### [What is required]
Filter the records below for the word "title". Copy each line that holds it.

◇ ◇ ◇ ◇ ◇ ◇ ◇

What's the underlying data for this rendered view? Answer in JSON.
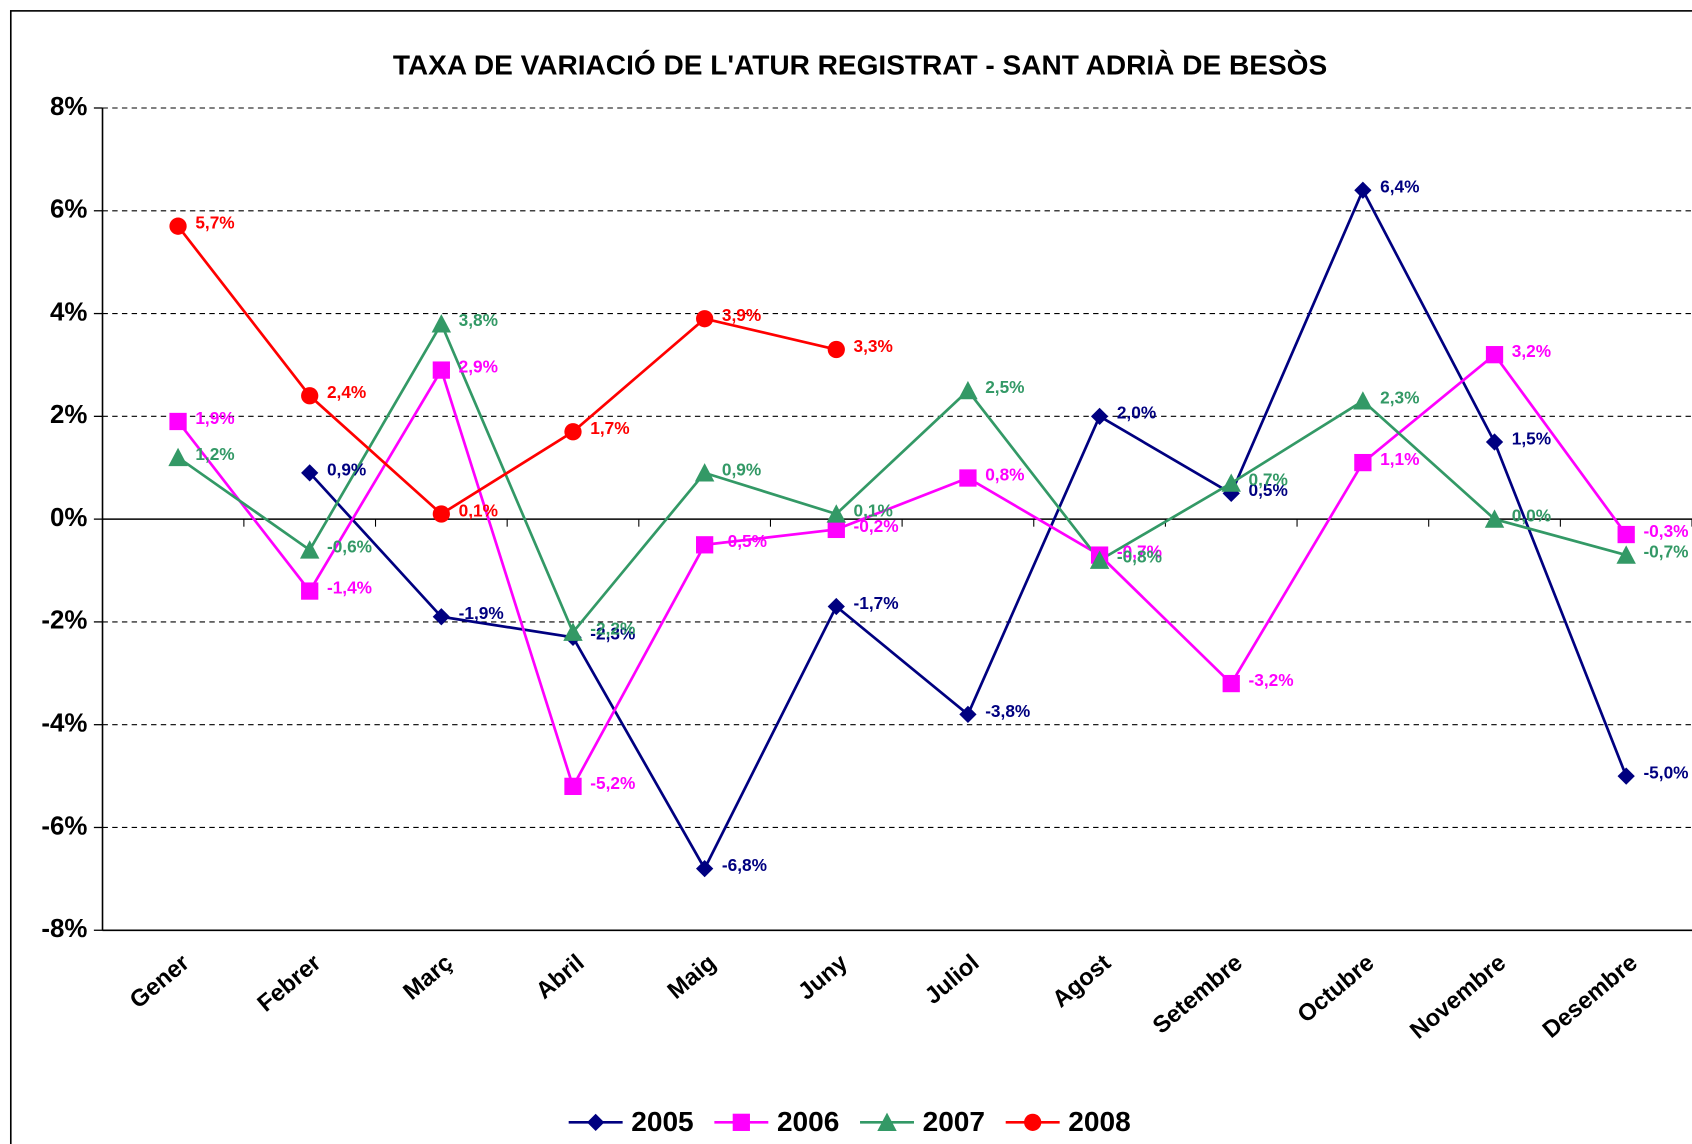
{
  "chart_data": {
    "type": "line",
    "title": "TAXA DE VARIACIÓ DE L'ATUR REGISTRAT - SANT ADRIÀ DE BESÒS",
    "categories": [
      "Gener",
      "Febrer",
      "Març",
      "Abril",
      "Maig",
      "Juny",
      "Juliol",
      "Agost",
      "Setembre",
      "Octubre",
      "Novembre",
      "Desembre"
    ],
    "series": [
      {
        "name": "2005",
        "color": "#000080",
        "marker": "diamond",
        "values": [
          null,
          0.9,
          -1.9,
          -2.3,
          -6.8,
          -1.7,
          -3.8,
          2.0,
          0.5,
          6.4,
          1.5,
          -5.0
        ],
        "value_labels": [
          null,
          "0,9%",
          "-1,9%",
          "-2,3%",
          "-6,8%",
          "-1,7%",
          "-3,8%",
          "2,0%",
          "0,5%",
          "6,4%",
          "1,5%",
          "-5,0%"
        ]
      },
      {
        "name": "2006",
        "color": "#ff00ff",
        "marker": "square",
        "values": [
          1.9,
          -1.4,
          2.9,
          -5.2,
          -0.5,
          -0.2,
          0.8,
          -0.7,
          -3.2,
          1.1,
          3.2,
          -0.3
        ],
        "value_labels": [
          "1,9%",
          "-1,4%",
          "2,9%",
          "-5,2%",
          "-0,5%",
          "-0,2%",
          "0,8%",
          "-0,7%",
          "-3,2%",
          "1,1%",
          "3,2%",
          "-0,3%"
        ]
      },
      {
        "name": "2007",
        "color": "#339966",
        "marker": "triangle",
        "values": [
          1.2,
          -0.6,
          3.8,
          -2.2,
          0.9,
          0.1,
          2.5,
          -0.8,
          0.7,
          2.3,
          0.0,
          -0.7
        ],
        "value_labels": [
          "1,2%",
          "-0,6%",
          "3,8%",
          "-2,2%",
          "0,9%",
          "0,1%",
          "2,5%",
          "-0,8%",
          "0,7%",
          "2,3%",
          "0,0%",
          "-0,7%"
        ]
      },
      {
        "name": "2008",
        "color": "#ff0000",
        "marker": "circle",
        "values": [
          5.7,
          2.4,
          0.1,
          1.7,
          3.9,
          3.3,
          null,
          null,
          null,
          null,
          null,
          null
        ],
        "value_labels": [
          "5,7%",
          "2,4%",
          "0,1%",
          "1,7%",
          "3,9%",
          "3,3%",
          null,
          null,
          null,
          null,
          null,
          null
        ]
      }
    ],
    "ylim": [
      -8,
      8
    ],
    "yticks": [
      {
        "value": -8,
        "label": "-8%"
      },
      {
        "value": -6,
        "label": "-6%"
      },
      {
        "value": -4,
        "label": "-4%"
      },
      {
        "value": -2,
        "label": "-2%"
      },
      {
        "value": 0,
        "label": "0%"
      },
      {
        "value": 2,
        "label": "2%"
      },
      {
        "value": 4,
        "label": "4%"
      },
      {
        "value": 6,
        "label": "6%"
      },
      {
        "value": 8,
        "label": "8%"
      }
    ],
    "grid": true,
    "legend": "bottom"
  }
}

◇ ◇ ◇ ◇ ◇ ◇ ◇

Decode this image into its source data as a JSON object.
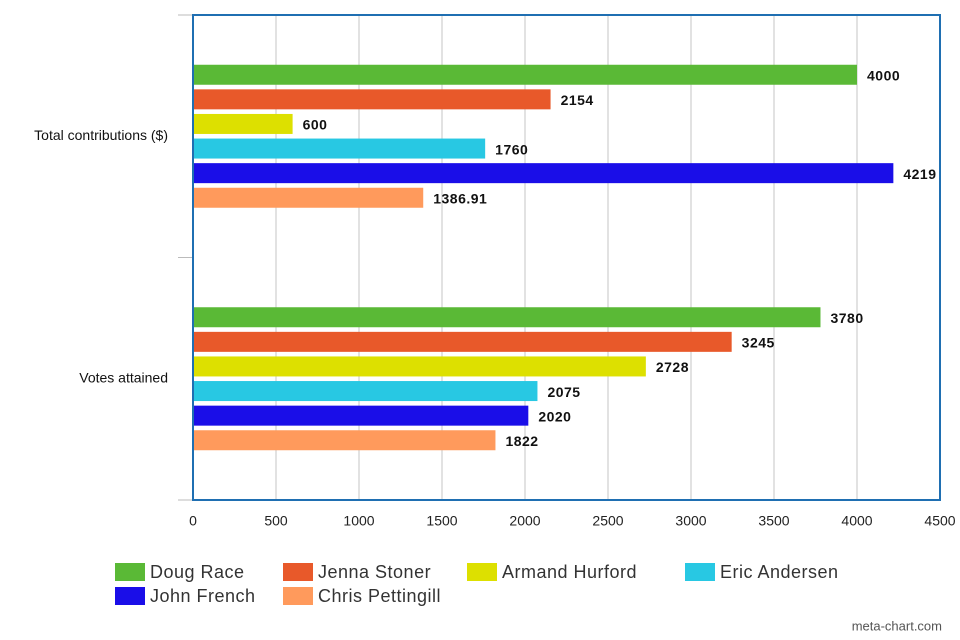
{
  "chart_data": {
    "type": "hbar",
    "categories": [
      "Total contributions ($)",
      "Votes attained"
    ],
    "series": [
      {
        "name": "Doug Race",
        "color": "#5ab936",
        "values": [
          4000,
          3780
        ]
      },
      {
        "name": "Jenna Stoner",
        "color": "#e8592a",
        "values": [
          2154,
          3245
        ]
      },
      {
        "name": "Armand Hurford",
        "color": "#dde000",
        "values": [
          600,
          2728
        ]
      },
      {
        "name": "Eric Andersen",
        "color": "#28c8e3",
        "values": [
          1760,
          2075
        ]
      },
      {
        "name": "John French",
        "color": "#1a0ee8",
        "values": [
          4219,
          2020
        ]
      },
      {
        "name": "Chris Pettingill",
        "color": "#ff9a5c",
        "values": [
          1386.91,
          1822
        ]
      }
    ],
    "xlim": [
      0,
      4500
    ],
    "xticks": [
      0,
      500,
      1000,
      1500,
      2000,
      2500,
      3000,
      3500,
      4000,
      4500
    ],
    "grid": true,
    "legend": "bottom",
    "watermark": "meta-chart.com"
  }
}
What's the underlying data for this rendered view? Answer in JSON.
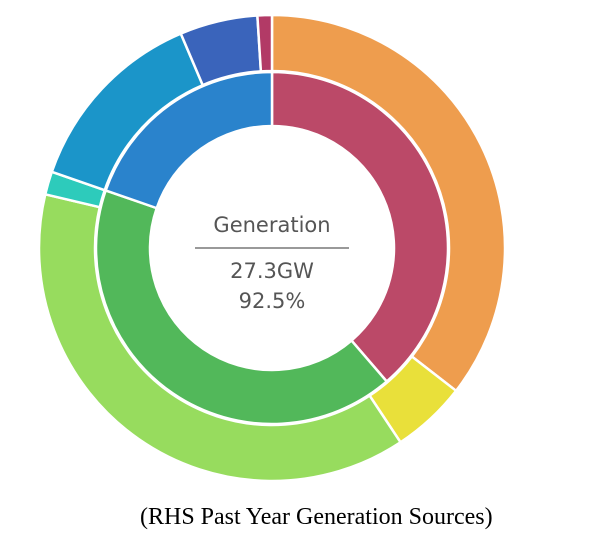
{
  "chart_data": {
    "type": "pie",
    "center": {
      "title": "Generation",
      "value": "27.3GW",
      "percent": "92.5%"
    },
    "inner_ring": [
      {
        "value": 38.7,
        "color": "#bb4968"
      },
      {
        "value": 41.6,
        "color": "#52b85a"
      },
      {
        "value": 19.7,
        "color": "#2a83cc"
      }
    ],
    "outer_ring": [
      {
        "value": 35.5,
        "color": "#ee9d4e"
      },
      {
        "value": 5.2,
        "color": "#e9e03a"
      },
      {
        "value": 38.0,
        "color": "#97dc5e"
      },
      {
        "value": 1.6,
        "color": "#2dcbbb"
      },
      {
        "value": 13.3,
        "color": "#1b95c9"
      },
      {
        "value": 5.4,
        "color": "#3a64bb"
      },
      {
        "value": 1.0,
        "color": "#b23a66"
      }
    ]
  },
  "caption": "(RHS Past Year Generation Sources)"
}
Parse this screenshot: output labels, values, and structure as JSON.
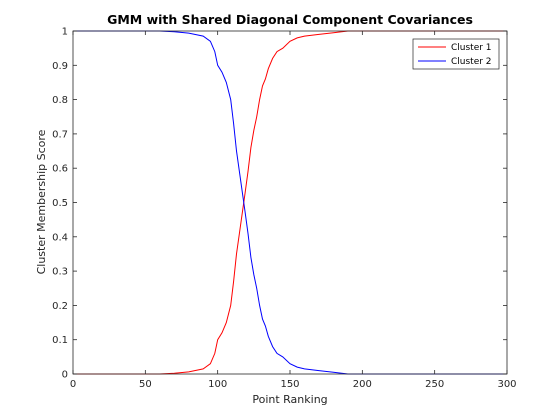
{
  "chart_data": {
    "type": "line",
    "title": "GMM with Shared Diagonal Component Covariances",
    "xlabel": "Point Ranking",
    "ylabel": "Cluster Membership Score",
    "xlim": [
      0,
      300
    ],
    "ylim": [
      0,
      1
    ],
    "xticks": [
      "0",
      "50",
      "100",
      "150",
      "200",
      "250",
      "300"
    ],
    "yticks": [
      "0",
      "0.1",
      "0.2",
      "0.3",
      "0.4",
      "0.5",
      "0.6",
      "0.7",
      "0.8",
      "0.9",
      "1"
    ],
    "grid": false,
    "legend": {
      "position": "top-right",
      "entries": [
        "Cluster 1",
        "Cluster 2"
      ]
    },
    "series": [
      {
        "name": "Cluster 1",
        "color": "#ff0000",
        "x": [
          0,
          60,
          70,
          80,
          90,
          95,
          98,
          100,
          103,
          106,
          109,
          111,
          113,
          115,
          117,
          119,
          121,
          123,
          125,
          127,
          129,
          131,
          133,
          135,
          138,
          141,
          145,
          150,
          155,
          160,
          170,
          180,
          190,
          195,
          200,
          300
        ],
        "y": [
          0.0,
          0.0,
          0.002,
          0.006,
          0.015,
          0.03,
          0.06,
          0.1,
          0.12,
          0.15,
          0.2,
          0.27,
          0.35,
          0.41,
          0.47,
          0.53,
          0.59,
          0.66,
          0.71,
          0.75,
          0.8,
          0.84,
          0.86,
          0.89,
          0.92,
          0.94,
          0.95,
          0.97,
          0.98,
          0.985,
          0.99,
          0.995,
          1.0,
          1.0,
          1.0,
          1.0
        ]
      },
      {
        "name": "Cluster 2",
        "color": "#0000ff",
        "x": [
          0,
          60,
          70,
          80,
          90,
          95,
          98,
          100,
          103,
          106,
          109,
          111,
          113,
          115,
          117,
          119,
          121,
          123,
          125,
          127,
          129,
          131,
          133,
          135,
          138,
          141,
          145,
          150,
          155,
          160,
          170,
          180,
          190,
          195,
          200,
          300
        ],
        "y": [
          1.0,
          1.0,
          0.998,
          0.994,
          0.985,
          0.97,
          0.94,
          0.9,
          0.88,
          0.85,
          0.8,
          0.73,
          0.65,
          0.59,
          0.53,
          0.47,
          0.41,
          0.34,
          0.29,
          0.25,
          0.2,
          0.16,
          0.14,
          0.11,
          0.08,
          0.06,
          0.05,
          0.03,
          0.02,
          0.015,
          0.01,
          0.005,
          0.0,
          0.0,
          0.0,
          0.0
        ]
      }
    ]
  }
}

◇ ◇ ◇ ◇ ◇ ◇ ◇

### [Reply to the task]
    "title": "TAXA DE VARIACIÓ DE L'ATUR REGISTRAT - SANT ADRIÀ DE BESÒS",
      "title": "Generation",
    "title": "GMM with Shared Diagonal Component Covariances",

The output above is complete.